Images appear in the records below; leave them out and repeat everything else exactly.

— Start LISTED RECORDS —

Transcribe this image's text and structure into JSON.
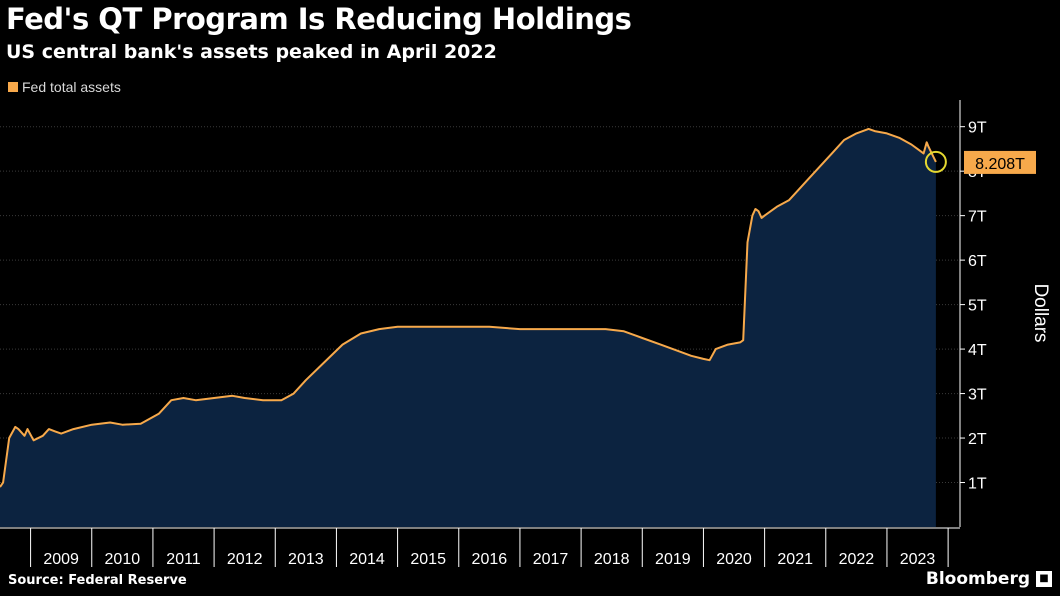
{
  "header": {
    "title": "Fed's QT Program Is Reducing Holdings",
    "subtitle": "US central bank's assets peaked in April 2022"
  },
  "legend": {
    "label": "Fed total assets"
  },
  "footer": {
    "source": "Source: Federal Reserve",
    "brand": "Bloomberg"
  },
  "colors": {
    "background": "#000000",
    "area_fill": "#0c2340",
    "line": "#f7a94b",
    "callout": "#f7a94b",
    "marker_ring": "#e5d830",
    "grid": "#3a3a3a",
    "tick_text": "#ffffff"
  },
  "chart_data": {
    "type": "area",
    "ylabel": "Dollars",
    "ylim": [
      0,
      9.6
    ],
    "xlim": [
      2008.0,
      2023.4
    ],
    "y_ticks": [
      1,
      2,
      3,
      4,
      5,
      6,
      7,
      8,
      9
    ],
    "y_tick_labels": [
      "1T",
      "2T",
      "3T",
      "4T",
      "5T",
      "6T",
      "7T",
      "8T",
      "9T"
    ],
    "x_ticks": [
      2009,
      2010,
      2011,
      2012,
      2013,
      2014,
      2015,
      2016,
      2017,
      2018,
      2019,
      2020,
      2021,
      2022,
      2023
    ],
    "x_tick_labels": [
      "2009",
      "2010",
      "2011",
      "2012",
      "2013",
      "2014",
      "2015",
      "2016",
      "2017",
      "2018",
      "2019",
      "2020",
      "2021",
      "2022",
      "2023"
    ],
    "grid": true,
    "legend_position": "top-left",
    "series": [
      {
        "name": "Fed total assets",
        "x": [
          2008.0,
          2008.05,
          2008.15,
          2008.25,
          2008.3,
          2008.4,
          2008.45,
          2008.55,
          2008.7,
          2008.8,
          2008.9,
          2009.0,
          2009.2,
          2009.5,
          2009.8,
          2010.0,
          2010.3,
          2010.6,
          2010.8,
          2011.0,
          2011.2,
          2011.5,
          2011.8,
          2012.0,
          2012.3,
          2012.6,
          2012.8,
          2013.0,
          2013.3,
          2013.6,
          2013.9,
          2014.2,
          2014.5,
          2014.8,
          2015.0,
          2015.5,
          2016.0,
          2016.5,
          2017.0,
          2017.5,
          2017.9,
          2018.2,
          2018.5,
          2018.8,
          2019.1,
          2019.3,
          2019.5,
          2019.6,
          2019.7,
          2019.9,
          2020.1,
          2020.15,
          2020.22,
          2020.3,
          2020.35,
          2020.4,
          2020.45,
          2020.5,
          2020.7,
          2020.9,
          2021.0,
          2021.2,
          2021.4,
          2021.6,
          2021.8,
          2022.0,
          2022.2,
          2022.3,
          2022.5,
          2022.7,
          2022.9,
          2023.0,
          2023.1,
          2023.15,
          2023.18,
          2023.25,
          2023.3
        ],
        "values": [
          0.9,
          1.0,
          2.0,
          2.25,
          2.2,
          2.05,
          2.2,
          1.95,
          2.05,
          2.2,
          2.15,
          2.1,
          2.2,
          2.3,
          2.35,
          2.3,
          2.32,
          2.55,
          2.85,
          2.9,
          2.85,
          2.9,
          2.95,
          2.9,
          2.85,
          2.85,
          3.0,
          3.3,
          3.7,
          4.1,
          4.35,
          4.45,
          4.5,
          4.5,
          4.5,
          4.5,
          4.5,
          4.45,
          4.45,
          4.45,
          4.45,
          4.4,
          4.25,
          4.1,
          3.95,
          3.85,
          3.78,
          3.75,
          4.0,
          4.1,
          4.15,
          4.2,
          6.4,
          7.0,
          7.15,
          7.1,
          6.95,
          7.0,
          7.2,
          7.35,
          7.5,
          7.8,
          8.1,
          8.4,
          8.7,
          8.85,
          8.95,
          8.9,
          8.85,
          8.75,
          8.6,
          8.5,
          8.4,
          8.65,
          8.55,
          8.35,
          8.208
        ]
      }
    ],
    "annotations": [
      {
        "text": "8.208T",
        "x": 2023.3,
        "y": 8.208
      }
    ]
  }
}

— End LISTED RECORDS —

TASK OUTPUT
Transcribe this image's text and structure into JSON.
{
  "header": {
    "title": "Fed's QT Program Is Reducing Holdings",
    "subtitle": "US central bank's assets peaked in April 2022"
  },
  "legend": {
    "label": "Fed total assets"
  },
  "footer": {
    "source": "Source: Federal Reserve",
    "brand": "Bloomberg"
  },
  "colors": {
    "background": "#000000",
    "area_fill": "#0c2340",
    "line": "#f7a94b",
    "callout": "#f7a94b",
    "marker_ring": "#e5d830",
    "grid": "#3a3a3a",
    "tick_text": "#ffffff"
  },
  "chart_data": {
    "type": "area",
    "ylabel": "Dollars",
    "ylim": [
      0,
      9.6
    ],
    "xlim": [
      2008.0,
      2023.4
    ],
    "y_ticks": [
      1,
      2,
      3,
      4,
      5,
      6,
      7,
      8,
      9
    ],
    "y_tick_labels": [
      "1T",
      "2T",
      "3T",
      "4T",
      "5T",
      "6T",
      "7T",
      "8T",
      "9T"
    ],
    "x_ticks": [
      2009,
      2010,
      2011,
      2012,
      2013,
      2014,
      2015,
      2016,
      2017,
      2018,
      2019,
      2020,
      2021,
      2022,
      2023
    ],
    "x_tick_labels": [
      "2009",
      "2010",
      "2011",
      "2012",
      "2013",
      "2014",
      "2015",
      "2016",
      "2017",
      "2018",
      "2019",
      "2020",
      "2021",
      "2022",
      "2023"
    ],
    "grid": true,
    "legend_position": "top-left",
    "series": [
      {
        "name": "Fed total assets",
        "x": [
          2008.0,
          2008.05,
          2008.15,
          2008.25,
          2008.3,
          2008.4,
          2008.45,
          2008.55,
          2008.7,
          2008.8,
          2008.9,
          2009.0,
          2009.2,
          2009.5,
          2009.8,
          2010.0,
          2010.3,
          2010.6,
          2010.8,
          2011.0,
          2011.2,
          2011.5,
          2011.8,
          2012.0,
          2012.3,
          2012.6,
          2012.8,
          2013.0,
          2013.3,
          2013.6,
          2013.9,
          2014.2,
          2014.5,
          2014.8,
          2015.0,
          2015.5,
          2016.0,
          2016.5,
          2017.0,
          2017.5,
          2017.9,
          2018.2,
          2018.5,
          2018.8,
          2019.1,
          2019.3,
          2019.5,
          2019.6,
          2019.7,
          2019.9,
          2020.1,
          2020.15,
          2020.22,
          2020.3,
          2020.35,
          2020.4,
          2020.45,
          2020.5,
          2020.7,
          2020.9,
          2021.0,
          2021.2,
          2021.4,
          2021.6,
          2021.8,
          2022.0,
          2022.2,
          2022.3,
          2022.5,
          2022.7,
          2022.9,
          2023.0,
          2023.1,
          2023.15,
          2023.18,
          2023.25,
          2023.3
        ],
        "values": [
          0.9,
          1.0,
          2.0,
          2.25,
          2.2,
          2.05,
          2.2,
          1.95,
          2.05,
          2.2,
          2.15,
          2.1,
          2.2,
          2.3,
          2.35,
          2.3,
          2.32,
          2.55,
          2.85,
          2.9,
          2.85,
          2.9,
          2.95,
          2.9,
          2.85,
          2.85,
          3.0,
          3.3,
          3.7,
          4.1,
          4.35,
          4.45,
          4.5,
          4.5,
          4.5,
          4.5,
          4.5,
          4.45,
          4.45,
          4.45,
          4.45,
          4.4,
          4.25,
          4.1,
          3.95,
          3.85,
          3.78,
          3.75,
          4.0,
          4.1,
          4.15,
          4.2,
          6.4,
          7.0,
          7.15,
          7.1,
          6.95,
          7.0,
          7.2,
          7.35,
          7.5,
          7.8,
          8.1,
          8.4,
          8.7,
          8.85,
          8.95,
          8.9,
          8.85,
          8.75,
          8.6,
          8.5,
          8.4,
          8.65,
          8.55,
          8.35,
          8.208
        ]
      }
    ],
    "annotations": [
      {
        "text": "8.208T",
        "x": 2023.3,
        "y": 8.208
      }
    ]
  }
}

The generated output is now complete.